What needs to be done:
For the copy, please give all of the data again exactly and leave the pictures out.

--- START Entries supplied ---

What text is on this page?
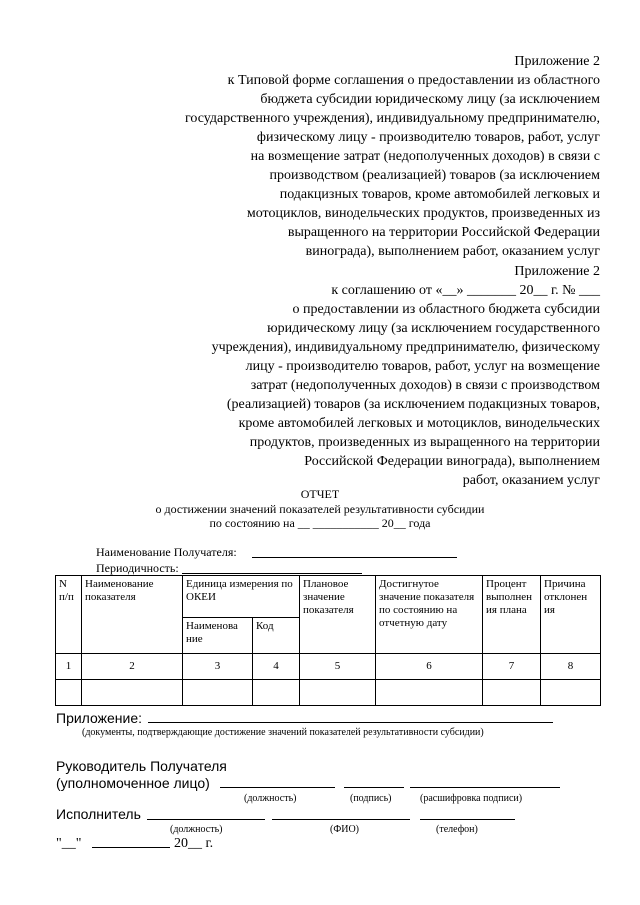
Приложение 2
к Типовой форме соглашения о предоставлении из областного
бюджета субсидии юридическому лицу (за исключением
государственного учреждения), индивидуальному предпринимателю,
физическому лицу - производителю товаров, работ, услуг
на возмещение затрат (недополученных доходов) в связи с
производством (реализацией) товаров (за исключением
подакцизных товаров, кроме автомобилей легковых и
мотоциклов, винодельческих продуктов, произведенных из
выращенного на территории Российской Федерации
винограда), выполнением работ, оказанием услуг
Приложение 2
к соглашению от «__» _______ 20__ г. № ___
о предоставлении из областного бюджета субсидии
юридическому лицу (за исключением государственного
учреждения), индивидуальному предпринимателю, физическому
лицу - производителю товаров, работ, услуг на возмещение
затрат (недополученных доходов) в связи с производством
(реализацией) товаров (за исключением подакцизных товаров,
кроме автомобилей легковых и мотоциклов, винодельческих
продуктов, произведенных из выращенного на территории
Российской Федерации винограда), выполнением
работ, оказанием услуг
ОТЧЕТ
о достижении значений показателей результативности субсидии
по состоянию на __ ___________ 20__ года
Наименование Получателя:
Периодичность:
N п/п	Наименование показателя	Единица измерения по ОКЕИ		Плановое значение показателя	Достигнутое значение показателя по состоянию на отчетную дату	Процент выполнен ия плана	Причина отклонен ия
		Наименова ние	Код				
1	2	3	4	5	6	7	8

Приложение:
(документы, подтверждающие достижение значений показателей результативности субсидии)
Руководитель Получателя
(уполномоченное лицо)
(должность)	(подпись)	(расшифровка подписи)
Исполнитель
(должность)	(ФИО)	(телефон)
"__"	20__ г.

--- END Entries supplied ---

Written answer:
What text is on this page?
Приложение 2
к Типовой форме соглашения о предоставлении из областного
бюджета субсидии юридическому лицу (за исключением
государственного учреждения), индивидуальному предпринимателю,
физическому лицу - производителю товаров, работ, услуг
на возмещение затрат (недополученных доходов) в связи с
производством (реализацией) товаров (за исключением
подакцизных товаров, кроме автомобилей легковых и
мотоциклов, винодельческих продуктов, произведенных из
выращенного на территории Российской Федерации
винограда), выполнением работ, оказанием услуг
Приложение 2
к соглашению от «__» _______ 20__ г. № ___
о предоставлении из областного бюджета субсидии
юридическому лицу (за исключением государственного
учреждения), индивидуальному предпринимателю, физическому
лицу - производителю товаров, работ, услуг на возмещение
затрат (недополученных доходов) в связи с производством
(реализацией) товаров (за исключением подакцизных товаров,
кроме автомобилей легковых и мотоциклов, винодельческих
продуктов, произведенных из выращенного на территории
Российской Федерации винограда), выполнением
работ, оказанием услуг
ОТЧЕТ
о достижении значений показателей результативности субсидии
по состоянию на __ ___________ 20__ года
Наименование Получателя:
Периодичность:
N п/п	Наименование показателя	Единица измерения по ОКЕИ		Плановое значение показателя	Достигнутое значение показателя по состоянию на отчетную дату	Процент выполнен ия плана	Причина отклонен ия
		Наименова ние	Код				
1	2	3	4	5	6	7	8

Приложение:
(документы, подтверждающие достижение значений показателей результативности субсидии)
Руководитель Получателя
(уполномоченное лицо)
(должность)	(подпись)	(расшифровка подписи)
Исполнитель
(должность)	(ФИО)	(телефон)
"__"	20__ г.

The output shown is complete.